TASK TO CARRY OUT: Extract every line from the entries below and reproduce each one unchanged, character for character.

Stored items:
#####

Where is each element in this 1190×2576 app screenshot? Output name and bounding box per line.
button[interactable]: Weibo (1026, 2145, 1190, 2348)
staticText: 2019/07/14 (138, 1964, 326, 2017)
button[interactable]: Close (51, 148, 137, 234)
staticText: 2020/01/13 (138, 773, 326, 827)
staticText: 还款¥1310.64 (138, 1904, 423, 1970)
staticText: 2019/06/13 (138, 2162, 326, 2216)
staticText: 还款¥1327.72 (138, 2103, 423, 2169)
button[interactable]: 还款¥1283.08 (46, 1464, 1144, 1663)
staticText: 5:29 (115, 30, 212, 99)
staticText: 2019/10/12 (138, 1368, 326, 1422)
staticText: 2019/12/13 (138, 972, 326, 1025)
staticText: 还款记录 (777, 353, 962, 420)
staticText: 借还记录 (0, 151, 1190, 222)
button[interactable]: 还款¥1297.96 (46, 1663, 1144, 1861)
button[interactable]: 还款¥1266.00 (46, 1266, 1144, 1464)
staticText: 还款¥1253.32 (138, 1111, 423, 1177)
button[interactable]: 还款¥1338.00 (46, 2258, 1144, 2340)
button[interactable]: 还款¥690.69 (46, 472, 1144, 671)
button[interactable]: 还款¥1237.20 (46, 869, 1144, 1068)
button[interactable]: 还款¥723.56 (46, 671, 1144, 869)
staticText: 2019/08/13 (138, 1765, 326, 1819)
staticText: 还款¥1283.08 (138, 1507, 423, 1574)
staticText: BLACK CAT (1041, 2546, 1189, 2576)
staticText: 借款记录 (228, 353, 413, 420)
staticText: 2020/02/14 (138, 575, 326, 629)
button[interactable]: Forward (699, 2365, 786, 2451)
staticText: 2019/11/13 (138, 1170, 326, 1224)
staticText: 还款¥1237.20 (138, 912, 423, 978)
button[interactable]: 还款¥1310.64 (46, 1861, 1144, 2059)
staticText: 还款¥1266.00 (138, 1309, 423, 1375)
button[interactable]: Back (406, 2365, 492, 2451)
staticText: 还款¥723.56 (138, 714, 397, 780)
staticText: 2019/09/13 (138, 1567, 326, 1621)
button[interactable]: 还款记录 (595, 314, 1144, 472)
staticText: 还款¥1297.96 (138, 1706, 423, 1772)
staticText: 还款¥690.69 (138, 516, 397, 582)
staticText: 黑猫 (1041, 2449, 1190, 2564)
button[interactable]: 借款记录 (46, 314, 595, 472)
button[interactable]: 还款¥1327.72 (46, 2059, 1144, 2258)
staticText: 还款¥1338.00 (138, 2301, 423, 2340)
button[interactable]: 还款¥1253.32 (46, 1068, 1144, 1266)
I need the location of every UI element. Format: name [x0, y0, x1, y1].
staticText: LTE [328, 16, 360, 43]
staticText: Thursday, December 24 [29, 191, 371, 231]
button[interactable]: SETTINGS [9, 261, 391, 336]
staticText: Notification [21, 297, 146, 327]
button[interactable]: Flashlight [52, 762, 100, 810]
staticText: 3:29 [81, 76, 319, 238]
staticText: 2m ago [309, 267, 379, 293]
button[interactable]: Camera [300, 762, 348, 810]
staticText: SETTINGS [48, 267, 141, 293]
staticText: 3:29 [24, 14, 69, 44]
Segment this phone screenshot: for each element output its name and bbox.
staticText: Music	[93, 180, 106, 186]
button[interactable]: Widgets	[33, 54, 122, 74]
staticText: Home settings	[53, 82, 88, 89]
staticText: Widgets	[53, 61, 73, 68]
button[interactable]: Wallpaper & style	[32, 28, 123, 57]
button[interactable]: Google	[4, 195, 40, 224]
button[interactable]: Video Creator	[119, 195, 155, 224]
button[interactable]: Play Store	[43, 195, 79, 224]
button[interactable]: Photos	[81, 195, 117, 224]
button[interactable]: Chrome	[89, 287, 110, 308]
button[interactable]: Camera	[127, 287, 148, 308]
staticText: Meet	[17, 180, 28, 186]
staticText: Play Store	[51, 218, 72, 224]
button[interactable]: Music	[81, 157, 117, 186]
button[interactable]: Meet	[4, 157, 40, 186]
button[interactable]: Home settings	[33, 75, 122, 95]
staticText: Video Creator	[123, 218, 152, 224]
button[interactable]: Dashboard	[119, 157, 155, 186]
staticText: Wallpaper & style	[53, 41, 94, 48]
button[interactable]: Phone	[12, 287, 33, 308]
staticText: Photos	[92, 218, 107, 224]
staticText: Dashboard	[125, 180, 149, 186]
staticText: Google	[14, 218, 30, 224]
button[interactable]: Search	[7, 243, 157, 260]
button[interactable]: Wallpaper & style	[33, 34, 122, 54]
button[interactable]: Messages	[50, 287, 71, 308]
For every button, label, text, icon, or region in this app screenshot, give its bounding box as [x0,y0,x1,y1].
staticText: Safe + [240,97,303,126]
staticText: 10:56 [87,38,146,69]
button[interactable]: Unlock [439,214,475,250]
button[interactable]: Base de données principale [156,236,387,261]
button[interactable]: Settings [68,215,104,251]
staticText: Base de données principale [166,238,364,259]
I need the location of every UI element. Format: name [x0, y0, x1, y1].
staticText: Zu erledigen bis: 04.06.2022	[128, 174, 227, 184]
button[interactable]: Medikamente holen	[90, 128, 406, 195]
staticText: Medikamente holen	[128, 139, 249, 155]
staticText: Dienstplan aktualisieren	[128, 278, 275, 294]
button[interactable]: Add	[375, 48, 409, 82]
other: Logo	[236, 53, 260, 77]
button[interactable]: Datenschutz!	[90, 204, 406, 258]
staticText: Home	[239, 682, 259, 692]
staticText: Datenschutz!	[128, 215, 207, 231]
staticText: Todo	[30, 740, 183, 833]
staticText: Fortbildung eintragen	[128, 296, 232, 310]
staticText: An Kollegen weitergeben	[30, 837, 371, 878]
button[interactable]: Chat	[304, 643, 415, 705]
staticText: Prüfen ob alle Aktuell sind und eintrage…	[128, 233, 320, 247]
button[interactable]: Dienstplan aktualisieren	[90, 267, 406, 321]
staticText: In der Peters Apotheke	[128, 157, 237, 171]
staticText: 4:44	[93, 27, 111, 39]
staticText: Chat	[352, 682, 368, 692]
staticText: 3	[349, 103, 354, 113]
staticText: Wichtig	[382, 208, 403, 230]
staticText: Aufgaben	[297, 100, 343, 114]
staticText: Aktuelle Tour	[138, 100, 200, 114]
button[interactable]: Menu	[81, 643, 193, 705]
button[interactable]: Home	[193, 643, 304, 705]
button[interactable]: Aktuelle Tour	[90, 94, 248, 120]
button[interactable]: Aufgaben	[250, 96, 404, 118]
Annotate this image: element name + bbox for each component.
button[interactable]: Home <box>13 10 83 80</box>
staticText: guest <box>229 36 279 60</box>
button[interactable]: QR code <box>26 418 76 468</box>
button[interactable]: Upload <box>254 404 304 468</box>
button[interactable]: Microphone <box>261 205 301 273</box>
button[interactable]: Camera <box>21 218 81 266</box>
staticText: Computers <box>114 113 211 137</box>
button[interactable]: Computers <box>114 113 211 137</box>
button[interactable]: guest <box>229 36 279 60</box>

#####

EXERCISE RESULT:
Where is each element in this 1190×2576 app screenshot? Output name and bounding box per line.
button[interactable]: Weibo (1026, 2145, 1190, 2348)
staticText: 2019/07/14 (138, 1964, 326, 2017)
button[interactable]: Close (51, 148, 137, 234)
staticText: 2020/01/13 (138, 773, 326, 827)
staticText: 还款¥1310.64 (138, 1904, 423, 1970)
staticText: 2019/06/13 (138, 2162, 326, 2216)
staticText: 还款¥1327.72 (138, 2103, 423, 2169)
button[interactable]: 还款¥1283.08 (46, 1464, 1144, 1663)
staticText: 5:29 (115, 30, 212, 99)
staticText: 2019/10/12 (138, 1368, 326, 1422)
staticText: 2019/12/13 (138, 972, 326, 1025)
staticText: 还款记录 (777, 353, 962, 420)
staticText: 借还记录 (0, 151, 1190, 222)
button[interactable]: 还款¥1297.96 (46, 1663, 1144, 1861)
button[interactable]: 还款¥1266.00 (46, 1266, 1144, 1464)
staticText: 还款¥1253.32 (138, 1111, 423, 1177)
button[interactable]: 还款¥1338.00 (46, 2258, 1144, 2340)
button[interactable]: 还款¥690.69 (46, 472, 1144, 671)
button[interactable]: 还款¥1237.20 (46, 869, 1144, 1068)
button[interactable]: 还款¥723.56 (46, 671, 1144, 869)
staticText: 2019/08/13 (138, 1765, 326, 1819)
staticText: 还款¥1283.08 (138, 1507, 423, 1574)
staticText: BLACK CAT (1041, 2546, 1189, 2576)
staticText: 借款记录 (228, 353, 413, 420)
staticText: 2020/02/14 (138, 575, 326, 629)
button[interactable]: Forward (699, 2365, 786, 2451)
staticText: 2019/11/13 (138, 1170, 326, 1224)
staticText: 还款¥1237.20 (138, 912, 423, 978)
button[interactable]: 还款¥1310.64 (46, 1861, 1144, 2059)
staticText: 还款¥1266.00 (138, 1309, 423, 1375)
button[interactable]: Back (406, 2365, 492, 2451)
staticText: 还款¥723.56 (138, 714, 397, 780)
staticText: 2019/09/13 (138, 1567, 326, 1621)
button[interactable]: 还款记录 (595, 314, 1144, 472)
staticText: 还款¥1297.96 (138, 1706, 423, 1772)
staticText: 还款¥690.69 (138, 516, 397, 582)
staticText: 黑猫 (1041, 2449, 1190, 2564)
button[interactable]: 借款记录 (46, 314, 595, 472)
button[interactable]: 还款¥1327.72 (46, 2059, 1144, 2258)
staticText: 还款¥1338.00 (138, 2301, 423, 2340)
button[interactable]: 还款¥1253.32 (46, 1068, 1144, 1266)
I need the location of every UI element. Format: name [x0, y0, x1, y1].
staticText: LTE [328, 16, 360, 43]
staticText: Thursday, December 24 [29, 191, 371, 231]
button[interactable]: SETTINGS [9, 261, 391, 336]
staticText: Notification [21, 297, 146, 327]
button[interactable]: Flashlight [52, 762, 100, 810]
staticText: 3:29 [81, 76, 319, 238]
staticText: 2m ago [309, 267, 379, 293]
button[interactable]: Camera [300, 762, 348, 810]
staticText: SETTINGS [48, 267, 141, 293]
staticText: 3:29 [24, 14, 69, 44]
Segment this phone screenshot: for each element output its name and bbox.
staticText: Music	[93, 180, 106, 186]
button[interactable]: Widgets	[33, 54, 122, 74]
staticText: Home settings	[53, 82, 88, 89]
staticText: Widgets	[53, 61, 73, 68]
button[interactable]: Wallpaper & style	[32, 28, 123, 57]
button[interactable]: Google	[4, 195, 40, 224]
button[interactable]: Video Creator	[119, 195, 155, 224]
button[interactable]: Play Store	[43, 195, 79, 224]
button[interactable]: Photos	[81, 195, 117, 224]
button[interactable]: Chrome	[89, 287, 110, 308]
button[interactable]: Camera	[127, 287, 148, 308]
staticText: Meet	[17, 180, 28, 186]
staticText: Play Store	[51, 218, 72, 224]
button[interactable]: Music	[81, 157, 117, 186]
button[interactable]: Meet	[4, 157, 40, 186]
button[interactable]: Home settings	[33, 75, 122, 95]
staticText: Video Creator	[123, 218, 152, 224]
button[interactable]: Dashboard	[119, 157, 155, 186]
staticText: Wallpaper & style	[53, 41, 94, 48]
button[interactable]: Phone	[12, 287, 33, 308]
staticText: Photos	[92, 218, 107, 224]
staticText: Dashboard	[125, 180, 149, 186]
staticText: Google	[14, 218, 30, 224]
button[interactable]: Search	[7, 243, 157, 260]
button[interactable]: Wallpaper & style	[33, 34, 122, 54]
button[interactable]: Messages	[50, 287, 71, 308]
For every button, label, text, icon, or region in this app screenshot, give its bounding box as [x0,y0,x1,y1].
staticText: Safe + [240,97,303,126]
staticText: 10:56 [87,38,146,69]
button[interactable]: Unlock [439,214,475,250]
button[interactable]: Base de données principale [156,236,387,261]
button[interactable]: Settings [68,215,104,251]
staticText: Base de données principale [166,238,364,259]
I need the location of every UI element. Format: name [x0, y0, x1, y1].
staticText: Zu erledigen bis: 04.06.2022	[128, 174, 227, 184]
button[interactable]: Medikamente holen	[90, 128, 406, 195]
staticText: Medikamente holen	[128, 139, 249, 155]
staticText: Dienstplan aktualisieren	[128, 278, 275, 294]
button[interactable]: Add	[375, 48, 409, 82]
other: Logo	[236, 53, 260, 77]
button[interactable]: Datenschutz!	[90, 204, 406, 258]
staticText: Home	[239, 682, 259, 692]
staticText: Datenschutz!	[128, 215, 207, 231]
staticText: Todo	[30, 740, 183, 833]
staticText: Fortbildung eintragen	[128, 296, 232, 310]
staticText: An Kollegen weitergeben	[30, 837, 371, 878]
button[interactable]: Chat	[304, 643, 415, 705]
staticText: Prüfen ob alle Aktuell sind und eintrage…	[128, 233, 320, 247]
button[interactable]: Dienstplan aktualisieren	[90, 267, 406, 321]
staticText: In der Peters Apotheke	[128, 157, 237, 171]
staticText: 4:44	[93, 27, 111, 39]
staticText: Chat	[352, 682, 368, 692]
staticText: 3	[349, 103, 354, 113]
staticText: Wichtig	[382, 208, 403, 230]
staticText: Aufgaben	[297, 100, 343, 114]
staticText: Aktuelle Tour	[138, 100, 200, 114]
button[interactable]: Menu	[81, 643, 193, 705]
button[interactable]: Home	[193, 643, 304, 705]
button[interactable]: Aktuelle Tour	[90, 94, 248, 120]
button[interactable]: Aufgaben	[250, 96, 404, 118]
Annotate this image: element name + bbox for each component.
button[interactable]: Home <box>13 10 83 80</box>
staticText: guest <box>229 36 279 60</box>
button[interactable]: QR code <box>26 418 76 468</box>
button[interactable]: Upload <box>254 404 304 468</box>
button[interactable]: Microphone <box>261 205 301 273</box>
button[interactable]: Camera <box>21 218 81 266</box>
staticText: Computers <box>114 113 211 137</box>
button[interactable]: Computers <box>114 113 211 137</box>
button[interactable]: guest <box>229 36 279 60</box>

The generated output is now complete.